▶ Required task
Skip the pictures and repeat each line of the data exactly.

Collected data:
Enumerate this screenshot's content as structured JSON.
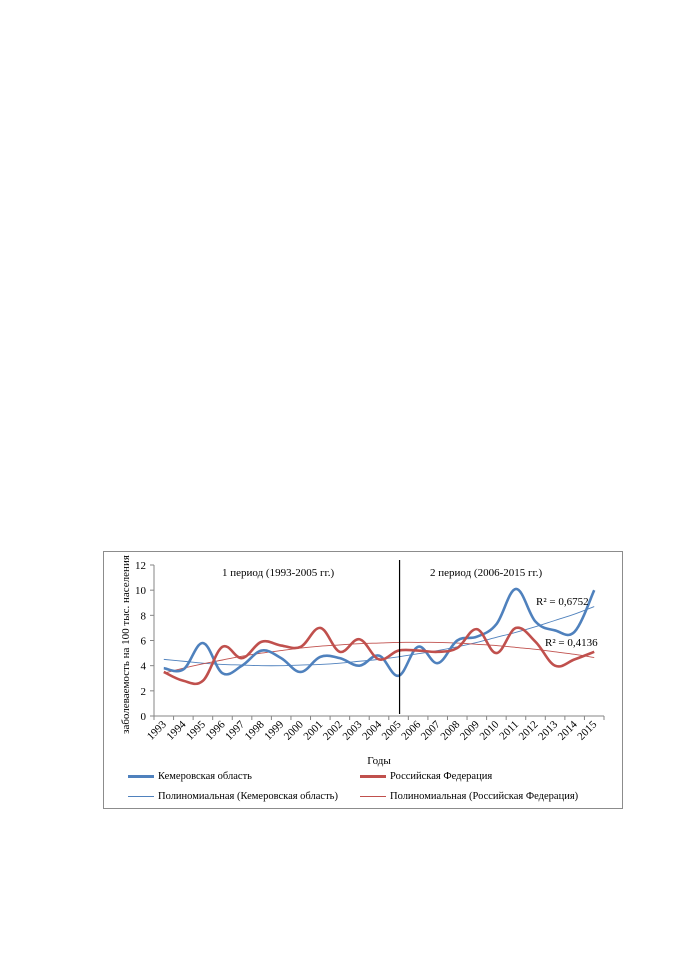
{
  "chart_data": {
    "type": "line",
    "xlabel": "Годы",
    "ylabel": "заболеваемость на 100 тыс. населения",
    "ylim": [
      0,
      12
    ],
    "yticks": [
      0,
      2,
      4,
      6,
      8,
      10,
      12
    ],
    "categories": [
      "1993",
      "1994",
      "1995",
      "1996",
      "1997",
      "1998",
      "1999",
      "2000",
      "2001",
      "2002",
      "2003",
      "2004",
      "2005",
      "2006",
      "2007",
      "2008",
      "2009",
      "2010",
      "2011",
      "2012",
      "2013",
      "2014",
      "2015"
    ],
    "series": [
      {
        "name": "Кемеровская область",
        "color": "#4f81bd",
        "values": [
          3.8,
          3.7,
          5.8,
          3.4,
          4.0,
          5.2,
          4.6,
          3.5,
          4.7,
          4.6,
          4.0,
          4.8,
          3.2,
          5.5,
          4.2,
          6.0,
          6.3,
          7.3,
          10.1,
          7.5,
          6.8,
          6.7,
          10.0
        ]
      },
      {
        "name": "Российская Федерация",
        "color": "#c0504d",
        "values": [
          3.5,
          2.8,
          2.8,
          5.5,
          4.6,
          5.9,
          5.6,
          5.5,
          7.0,
          5.1,
          6.1,
          4.5,
          5.2,
          5.2,
          5.1,
          5.4,
          6.9,
          5.0,
          7.0,
          5.9,
          4.0,
          4.5,
          5.1
        ]
      }
    ],
    "trendlines": [
      {
        "name": "Полиномиальная (Кемеровская область)",
        "color": "#4f81bd",
        "values": [
          4.5,
          4.35,
          4.2,
          4.1,
          4.05,
          4.0,
          4.0,
          4.05,
          4.1,
          4.2,
          4.35,
          4.5,
          4.7,
          4.95,
          5.2,
          5.5,
          5.85,
          6.25,
          6.65,
          7.1,
          7.6,
          8.1,
          8.7
        ],
        "r2": "R² = 0,6752"
      },
      {
        "name": "Полиномиальная (Российская Федерация)",
        "color": "#c0504d",
        "values": [
          3.4,
          3.8,
          4.15,
          4.45,
          4.75,
          5.0,
          5.2,
          5.4,
          5.55,
          5.65,
          5.75,
          5.8,
          5.85,
          5.85,
          5.85,
          5.8,
          5.7,
          5.6,
          5.45,
          5.3,
          5.1,
          4.9,
          4.65
        ],
        "r2": "R² = 0,4136"
      }
    ],
    "annotations": {
      "period1": "1 период (1993-2005 гг.)",
      "period2": "2 период (2006-2015 гг.)",
      "divider_at": "2005"
    },
    "grid": false,
    "legend_position": "bottom"
  }
}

▶ Worked solution
Enumerate this screenshot's content as structured JSON.
{
  "chart_data": {
    "type": "line",
    "xlabel": "Годы",
    "ylabel": "заболеваемость на 100 тыс. населения",
    "ylim": [
      0,
      12
    ],
    "yticks": [
      0,
      2,
      4,
      6,
      8,
      10,
      12
    ],
    "categories": [
      "1993",
      "1994",
      "1995",
      "1996",
      "1997",
      "1998",
      "1999",
      "2000",
      "2001",
      "2002",
      "2003",
      "2004",
      "2005",
      "2006",
      "2007",
      "2008",
      "2009",
      "2010",
      "2011",
      "2012",
      "2013",
      "2014",
      "2015"
    ],
    "series": [
      {
        "name": "Кемеровская область",
        "color": "#4f81bd",
        "values": [
          3.8,
          3.7,
          5.8,
          3.4,
          4.0,
          5.2,
          4.6,
          3.5,
          4.7,
          4.6,
          4.0,
          4.8,
          3.2,
          5.5,
          4.2,
          6.0,
          6.3,
          7.3,
          10.1,
          7.5,
          6.8,
          6.7,
          10.0
        ]
      },
      {
        "name": "Российская Федерация",
        "color": "#c0504d",
        "values": [
          3.5,
          2.8,
          2.8,
          5.5,
          4.6,
          5.9,
          5.6,
          5.5,
          7.0,
          5.1,
          6.1,
          4.5,
          5.2,
          5.2,
          5.1,
          5.4,
          6.9,
          5.0,
          7.0,
          5.9,
          4.0,
          4.5,
          5.1
        ]
      }
    ],
    "trendlines": [
      {
        "name": "Полиномиальная (Кемеровская область)",
        "color": "#4f81bd",
        "values": [
          4.5,
          4.35,
          4.2,
          4.1,
          4.05,
          4.0,
          4.0,
          4.05,
          4.1,
          4.2,
          4.35,
          4.5,
          4.7,
          4.95,
          5.2,
          5.5,
          5.85,
          6.25,
          6.65,
          7.1,
          7.6,
          8.1,
          8.7
        ],
        "r2": "R² = 0,6752"
      },
      {
        "name": "Полиномиальная (Российская Федерация)",
        "color": "#c0504d",
        "values": [
          3.4,
          3.8,
          4.15,
          4.45,
          4.75,
          5.0,
          5.2,
          5.4,
          5.55,
          5.65,
          5.75,
          5.8,
          5.85,
          5.85,
          5.85,
          5.8,
          5.7,
          5.6,
          5.45,
          5.3,
          5.1,
          4.9,
          4.65
        ],
        "r2": "R² = 0,4136"
      }
    ],
    "annotations": {
      "period1": "1 период (1993-2005 гг.)",
      "period2": "2 период (2006-2015 гг.)",
      "divider_at": "2005"
    },
    "grid": false,
    "legend_position": "bottom"
  }
}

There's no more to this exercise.